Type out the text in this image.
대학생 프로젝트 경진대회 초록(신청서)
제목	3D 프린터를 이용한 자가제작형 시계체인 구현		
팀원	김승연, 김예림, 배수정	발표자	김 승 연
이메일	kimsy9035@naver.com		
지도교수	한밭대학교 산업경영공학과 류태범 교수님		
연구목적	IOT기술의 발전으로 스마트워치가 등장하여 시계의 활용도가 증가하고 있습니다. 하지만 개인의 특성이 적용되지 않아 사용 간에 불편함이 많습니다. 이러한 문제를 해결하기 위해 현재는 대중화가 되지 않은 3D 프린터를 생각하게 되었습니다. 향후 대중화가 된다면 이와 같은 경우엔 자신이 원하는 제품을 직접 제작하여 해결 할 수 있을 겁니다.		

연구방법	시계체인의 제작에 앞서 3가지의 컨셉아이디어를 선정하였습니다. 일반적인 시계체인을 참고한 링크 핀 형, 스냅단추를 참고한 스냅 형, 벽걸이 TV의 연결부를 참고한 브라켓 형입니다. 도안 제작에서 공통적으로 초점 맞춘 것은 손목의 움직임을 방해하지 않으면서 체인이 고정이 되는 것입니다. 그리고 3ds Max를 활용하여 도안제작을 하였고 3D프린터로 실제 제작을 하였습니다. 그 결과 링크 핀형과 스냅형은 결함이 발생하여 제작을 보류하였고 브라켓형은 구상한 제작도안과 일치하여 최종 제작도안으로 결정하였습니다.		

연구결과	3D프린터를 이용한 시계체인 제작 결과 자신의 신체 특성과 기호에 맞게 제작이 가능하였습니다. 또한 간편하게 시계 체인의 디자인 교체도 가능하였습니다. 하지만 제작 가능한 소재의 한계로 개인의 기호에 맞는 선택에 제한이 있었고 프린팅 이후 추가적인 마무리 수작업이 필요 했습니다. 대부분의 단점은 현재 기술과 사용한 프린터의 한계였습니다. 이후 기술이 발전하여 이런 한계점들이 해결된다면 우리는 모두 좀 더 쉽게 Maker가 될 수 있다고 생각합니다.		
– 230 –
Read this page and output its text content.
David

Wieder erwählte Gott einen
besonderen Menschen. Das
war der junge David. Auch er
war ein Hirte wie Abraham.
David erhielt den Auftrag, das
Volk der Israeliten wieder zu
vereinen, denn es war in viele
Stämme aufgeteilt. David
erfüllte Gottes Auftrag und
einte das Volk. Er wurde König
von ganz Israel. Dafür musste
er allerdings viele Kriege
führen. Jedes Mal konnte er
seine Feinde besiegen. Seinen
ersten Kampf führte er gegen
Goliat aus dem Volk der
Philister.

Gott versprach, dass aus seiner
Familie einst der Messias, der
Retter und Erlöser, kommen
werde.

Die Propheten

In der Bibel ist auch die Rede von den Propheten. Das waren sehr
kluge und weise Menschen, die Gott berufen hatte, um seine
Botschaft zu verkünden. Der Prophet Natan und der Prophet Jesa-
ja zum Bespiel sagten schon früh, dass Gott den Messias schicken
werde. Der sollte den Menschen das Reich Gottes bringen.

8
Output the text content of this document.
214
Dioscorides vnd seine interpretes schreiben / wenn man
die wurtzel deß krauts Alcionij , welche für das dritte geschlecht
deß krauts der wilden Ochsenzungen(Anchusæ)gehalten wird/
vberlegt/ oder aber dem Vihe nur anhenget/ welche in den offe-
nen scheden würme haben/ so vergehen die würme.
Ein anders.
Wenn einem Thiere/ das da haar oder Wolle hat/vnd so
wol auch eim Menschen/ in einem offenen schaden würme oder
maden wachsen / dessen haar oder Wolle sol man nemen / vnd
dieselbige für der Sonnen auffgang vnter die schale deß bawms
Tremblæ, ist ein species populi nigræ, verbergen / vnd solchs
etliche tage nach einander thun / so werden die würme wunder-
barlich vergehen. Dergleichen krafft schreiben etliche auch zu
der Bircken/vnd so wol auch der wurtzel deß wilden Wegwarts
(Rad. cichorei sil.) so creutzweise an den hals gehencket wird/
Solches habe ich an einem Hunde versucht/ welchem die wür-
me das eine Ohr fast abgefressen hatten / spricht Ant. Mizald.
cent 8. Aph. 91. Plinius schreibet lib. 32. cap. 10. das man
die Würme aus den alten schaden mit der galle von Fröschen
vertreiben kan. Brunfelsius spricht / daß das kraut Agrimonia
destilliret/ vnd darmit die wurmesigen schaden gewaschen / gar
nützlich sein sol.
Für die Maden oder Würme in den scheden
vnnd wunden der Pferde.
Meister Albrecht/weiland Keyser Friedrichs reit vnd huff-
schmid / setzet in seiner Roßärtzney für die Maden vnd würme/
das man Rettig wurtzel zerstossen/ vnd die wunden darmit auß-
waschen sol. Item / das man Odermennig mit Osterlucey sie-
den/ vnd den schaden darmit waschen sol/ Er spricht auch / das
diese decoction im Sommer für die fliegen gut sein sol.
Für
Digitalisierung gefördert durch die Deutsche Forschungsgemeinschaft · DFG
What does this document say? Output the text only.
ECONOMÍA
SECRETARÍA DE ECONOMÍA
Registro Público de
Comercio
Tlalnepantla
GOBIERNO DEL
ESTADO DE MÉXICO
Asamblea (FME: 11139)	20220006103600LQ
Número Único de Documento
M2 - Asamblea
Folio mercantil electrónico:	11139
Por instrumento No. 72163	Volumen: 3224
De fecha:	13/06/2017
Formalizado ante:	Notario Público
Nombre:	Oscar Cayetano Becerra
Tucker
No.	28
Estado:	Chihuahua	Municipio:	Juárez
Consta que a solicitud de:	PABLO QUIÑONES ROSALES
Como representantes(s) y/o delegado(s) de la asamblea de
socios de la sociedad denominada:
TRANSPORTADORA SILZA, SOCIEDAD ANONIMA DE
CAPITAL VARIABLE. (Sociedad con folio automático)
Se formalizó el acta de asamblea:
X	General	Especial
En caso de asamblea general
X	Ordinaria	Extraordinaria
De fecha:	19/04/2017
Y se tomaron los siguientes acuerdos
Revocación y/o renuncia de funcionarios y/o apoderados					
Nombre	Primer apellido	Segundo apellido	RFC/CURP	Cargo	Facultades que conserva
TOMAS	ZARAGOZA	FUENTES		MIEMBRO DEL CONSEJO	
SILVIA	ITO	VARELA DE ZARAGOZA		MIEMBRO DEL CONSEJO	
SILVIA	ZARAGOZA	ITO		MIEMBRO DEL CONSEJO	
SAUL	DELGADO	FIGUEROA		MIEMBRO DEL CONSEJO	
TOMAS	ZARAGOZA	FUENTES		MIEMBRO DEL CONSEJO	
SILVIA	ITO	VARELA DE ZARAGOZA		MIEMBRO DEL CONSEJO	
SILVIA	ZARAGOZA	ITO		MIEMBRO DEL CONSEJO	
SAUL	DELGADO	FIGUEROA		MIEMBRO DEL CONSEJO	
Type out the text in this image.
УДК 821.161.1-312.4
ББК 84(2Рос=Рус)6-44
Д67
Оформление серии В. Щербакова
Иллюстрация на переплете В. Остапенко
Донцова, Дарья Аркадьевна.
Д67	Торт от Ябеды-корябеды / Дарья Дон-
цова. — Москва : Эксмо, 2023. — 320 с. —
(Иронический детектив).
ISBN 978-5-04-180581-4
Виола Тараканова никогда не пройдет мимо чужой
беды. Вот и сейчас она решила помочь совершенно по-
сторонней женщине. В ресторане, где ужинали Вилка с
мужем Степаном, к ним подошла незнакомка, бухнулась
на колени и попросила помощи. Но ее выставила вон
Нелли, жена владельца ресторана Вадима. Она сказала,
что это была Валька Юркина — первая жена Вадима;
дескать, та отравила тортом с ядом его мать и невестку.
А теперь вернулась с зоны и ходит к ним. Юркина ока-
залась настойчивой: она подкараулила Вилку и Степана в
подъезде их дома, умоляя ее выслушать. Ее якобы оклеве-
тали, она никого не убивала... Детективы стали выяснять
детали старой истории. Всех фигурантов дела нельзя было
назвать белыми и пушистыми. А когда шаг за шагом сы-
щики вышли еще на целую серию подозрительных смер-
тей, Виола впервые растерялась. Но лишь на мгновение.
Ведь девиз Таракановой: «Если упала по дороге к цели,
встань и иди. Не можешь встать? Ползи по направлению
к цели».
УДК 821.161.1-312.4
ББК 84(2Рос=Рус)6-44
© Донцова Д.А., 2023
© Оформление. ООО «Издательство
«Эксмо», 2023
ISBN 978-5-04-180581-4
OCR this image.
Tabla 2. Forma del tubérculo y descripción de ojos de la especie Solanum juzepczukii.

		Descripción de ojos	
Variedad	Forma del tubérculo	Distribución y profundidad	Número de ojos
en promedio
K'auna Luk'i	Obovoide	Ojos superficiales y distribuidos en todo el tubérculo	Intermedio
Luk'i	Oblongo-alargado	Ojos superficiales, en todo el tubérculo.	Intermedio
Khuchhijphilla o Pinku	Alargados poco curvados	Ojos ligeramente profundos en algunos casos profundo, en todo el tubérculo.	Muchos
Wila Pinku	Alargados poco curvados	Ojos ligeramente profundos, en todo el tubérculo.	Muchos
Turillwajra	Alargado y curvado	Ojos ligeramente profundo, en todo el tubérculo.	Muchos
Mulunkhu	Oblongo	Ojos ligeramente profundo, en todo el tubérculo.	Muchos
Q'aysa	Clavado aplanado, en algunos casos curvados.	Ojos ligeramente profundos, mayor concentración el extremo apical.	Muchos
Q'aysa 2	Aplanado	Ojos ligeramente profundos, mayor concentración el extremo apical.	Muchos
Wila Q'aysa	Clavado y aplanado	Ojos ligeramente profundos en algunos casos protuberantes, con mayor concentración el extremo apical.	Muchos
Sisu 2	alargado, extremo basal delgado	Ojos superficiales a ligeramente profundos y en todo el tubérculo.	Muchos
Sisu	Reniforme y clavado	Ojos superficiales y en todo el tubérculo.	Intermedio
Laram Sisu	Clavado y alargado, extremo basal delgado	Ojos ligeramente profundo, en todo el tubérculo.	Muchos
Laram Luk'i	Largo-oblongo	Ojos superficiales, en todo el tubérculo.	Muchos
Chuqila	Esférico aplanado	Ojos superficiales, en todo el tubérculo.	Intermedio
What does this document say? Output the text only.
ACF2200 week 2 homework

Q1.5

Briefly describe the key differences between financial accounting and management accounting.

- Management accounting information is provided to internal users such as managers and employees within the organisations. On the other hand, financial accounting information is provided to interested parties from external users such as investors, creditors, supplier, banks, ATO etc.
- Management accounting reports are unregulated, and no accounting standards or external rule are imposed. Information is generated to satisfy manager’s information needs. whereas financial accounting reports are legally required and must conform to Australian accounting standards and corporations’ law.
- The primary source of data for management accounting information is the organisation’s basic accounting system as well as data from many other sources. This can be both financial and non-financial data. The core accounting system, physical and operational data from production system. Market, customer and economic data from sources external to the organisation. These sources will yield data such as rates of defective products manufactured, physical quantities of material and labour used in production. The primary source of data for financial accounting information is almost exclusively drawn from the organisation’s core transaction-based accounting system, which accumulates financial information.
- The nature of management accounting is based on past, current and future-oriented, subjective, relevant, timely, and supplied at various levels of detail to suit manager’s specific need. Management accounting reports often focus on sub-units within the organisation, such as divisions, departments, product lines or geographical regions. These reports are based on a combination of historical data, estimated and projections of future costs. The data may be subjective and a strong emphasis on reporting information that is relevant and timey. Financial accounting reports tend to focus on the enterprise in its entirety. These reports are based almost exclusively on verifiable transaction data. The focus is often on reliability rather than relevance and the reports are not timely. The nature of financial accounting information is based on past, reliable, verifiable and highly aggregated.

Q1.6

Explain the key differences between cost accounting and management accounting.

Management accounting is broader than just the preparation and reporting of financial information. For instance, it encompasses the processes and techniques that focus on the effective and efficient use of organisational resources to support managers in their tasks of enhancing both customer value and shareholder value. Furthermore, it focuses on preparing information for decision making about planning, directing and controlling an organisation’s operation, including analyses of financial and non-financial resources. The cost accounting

^^^^^^^^^^^^^^^^

> _Set exercise_
Look through the listing and extract every line with "Gottes" in it.

> _Reply_
erfüllte Gottes Auftrag und
werde. Der sollte den Menschen das Reich Gottes bringen.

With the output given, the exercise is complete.